EXERCISE – Search the listing below for "wieder". Copy each matching line.

--- Begin DATASET RECORDS ---

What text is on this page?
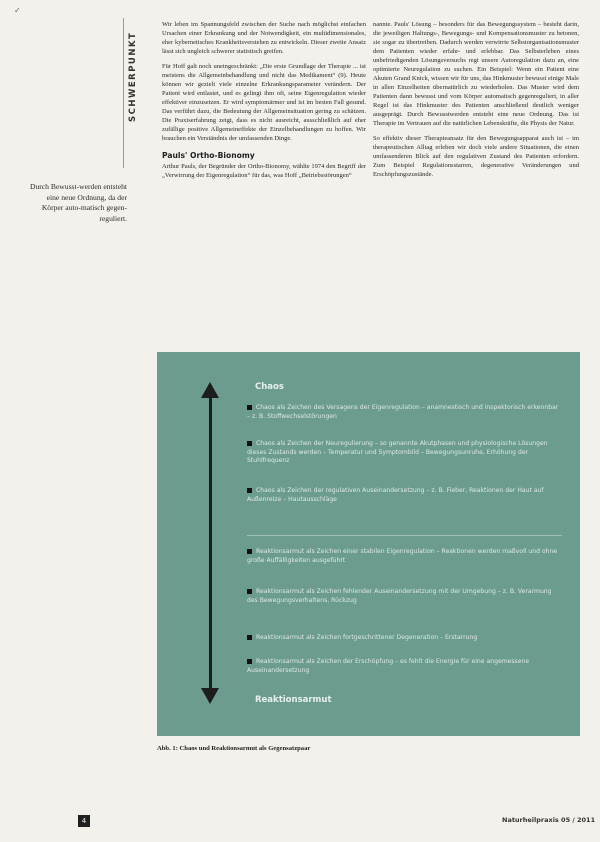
✓
SCHWERPUNKT
Durch Bewusst-werden entsteht eine neue Ordnung, da der Körper auto-matisch gegen-reguliert.

Wir leben im Spannungsfeld zwischen der Suche nach möglichst einfachen Ursachen einer Erkrankung und der Notwendigkeit, ein multidimensionales, eher kybernetisches Krankheitsverstehen zu entwickeln. Dieser zweite Ansatz lässt sich ungleich schwerer statistisch greifen.

Für Hoff galt noch uneingeschränkt: „Die erste Grundlage der Therapie ... ist meistens die Allgemeinbehandlung und nicht das Medikament“ (9). Heute können wir gezielt viele einzelne Erkrankungsparameter verändern. Der Patient wird entlastet, und es gelingt ihm oft, seine Eigenregulation wieder effektiver einzusetzen. Er wird symptomärmer und ist im besten Fall gesund. Das verführt dazu, die Bedeutung der Allgemeinsituation gering zu schätzen. Die Praxiserfahrung zeigt, dass es nicht ausreicht, ausschließlich auf eher zufällige positive Allgemeineffekte der Einzelbehandlungen zu hoffen. Wir brauchen ein Verständnis der umfassenden Dinge.

Pauls' Ortho-Bionomy

Arthur Pauls, der Begründer der Ortho-Bionomy, wählte 1974 den Begriff der „Verwirrung der Eigenregulation“ für das, was Hoff „Betriebsstörungen“

nannte. Pauls' Lösung – besonders für das Bewegungssystem – besteht darin, die jeweiligen Haltungs-, Bewegungs- und Kompensationsmuster zu betonen, sie sogar zu übertreiben. Dadurch werden verwirrte Selbstorganisationsmuster dem Patienten wieder erfahr- und erlebbar. Das Selbsterleben eines unbefriedigenden Lösungsversuchs regt unsere Autoregulation dazu an, eine optimierte Neuregulation zu suchen. Ein Beispiel: Wenn ein Patient eine Akuten Grand Knick, wissen wir für uns, das Hinkmuster bewusst einige Male in allen Einzelheiten übernatürlich zu wiederholen. Das Muster wird dem Patienten dann bewusst und vom Körper automatisch gegenreguliert, in aller Regel ist das Hinkmuster des Patienten anschließend deutlich weniger ausgeprägt. Durch Bewusstwerden entsteht eine neue Ordnung. Das ist Therapie im Vertrauen auf die natürlichen Lebenskräfte, die Physis der Natur.

So effektiv dieser Therapieansatz für den Bewegungsapparat auch ist – im therapeutischen Alltag erleben wir doch viele andere Situationen, die einen umfassenderen Blick auf den regulativen Zustand des Patienten erfordern. Zum Beispiel Regulationsstarren, degenerative Veränderungen und Erschöpfungszustände.

Chaos
Chaos als Zeichen des Versagens der Eigenregulation – anamnestisch und inspektorisch erkennbar – z. B. Stoffwechselstörungen
Chaos als Zeichen der Neuregulierung – so genannte Akutphasen und physiologische Lösungen dieses Zustands werden – Temperatur und Symptombild – Bewegungsunruhe, Erhöhung der Stuhlfrequenz
Chaos als Zeichen der regulativen Auseinandersetzung – z. B. Fieber, Reaktionen der Haut auf Außenreize – Hautausschläge
Reaktionsarmut als Zeichen einer stabilen Eigenregulation – Reaktionen werden maßvoll und ohne große Auffälligkeiten ausgeführt
Reaktionsarmut als Zeichen fehlender Auseinandersetzung mit der Umgebung – z. B. Verarmung des Bewegungsverhaltens, Rückzug
Reaktionsarmut als Zeichen fortgeschrittener Degeneration – Erstarrung
Reaktionsarmut als Zeichen der Erschöpfung – es fehlt die Energie für eine angemessene Auseinandersetzung
Reaktionsarmut
Abb. 1: Chaos und Reaktionsarmut als Gegensatzpaar
4	Naturheilpraxis 05 / 2011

--- End DATASET RECORDS ---

OUTPUT FOR THIS EXERCISE –
Für Hoff galt noch uneingeschränkt: „Die erste Grundlage der Therapie ... ist meistens die Allgemeinbehandlung und nicht das Medikament“ (9). Heute können wir gezielt viele einzelne Erkrankungsparameter verändern. Der Patient wird entlastet, und es gelingt ihm oft, seine Eigenregulation wieder effektiver einzusetzen. Er wird symptomärmer und ist im besten Fall gesund. Das verführt dazu, die Bedeutung der Allgemeinsituation gering zu schätzen. Die Praxiserfahrung zeigt, dass es nicht ausreicht, ausschließlich auf eher zufällige positive Allgemeineffekte der Einzelbehandlungen zu hoffen. Wir brauchen ein Verständnis der umfassenden Dinge.
nannte. Pauls' Lösung – besonders für das Bewegungssystem – besteht darin, die jeweiligen Haltungs-, Bewegungs- und Kompensationsmuster zu betonen, sie sogar zu übertreiben. Dadurch werden verwirrte Selbstorganisationsmuster dem Patienten wieder erfahr- und erlebbar. Das Selbsterleben eines unbefriedigenden Lösungsversuchs regt unsere Autoregulation dazu an, eine optimierte Neuregulation zu suchen. Ein Beispiel: Wenn ein Patient eine Akuten Grand Knick, wissen wir für uns, das Hinkmuster bewusst einige Male in allen Einzelheiten übernatürlich zu wiederholen. Das Muster wird dem Patienten dann bewusst und vom Körper automatisch gegenreguliert, in aller Regel ist das Hinkmuster des Patienten anschließend deutlich weniger ausgeprägt. Durch Bewusstwerden entsteht eine neue Ordnung. Das ist Therapie im Vertrauen auf die natürlichen Lebenskräfte, die Physis der Natur.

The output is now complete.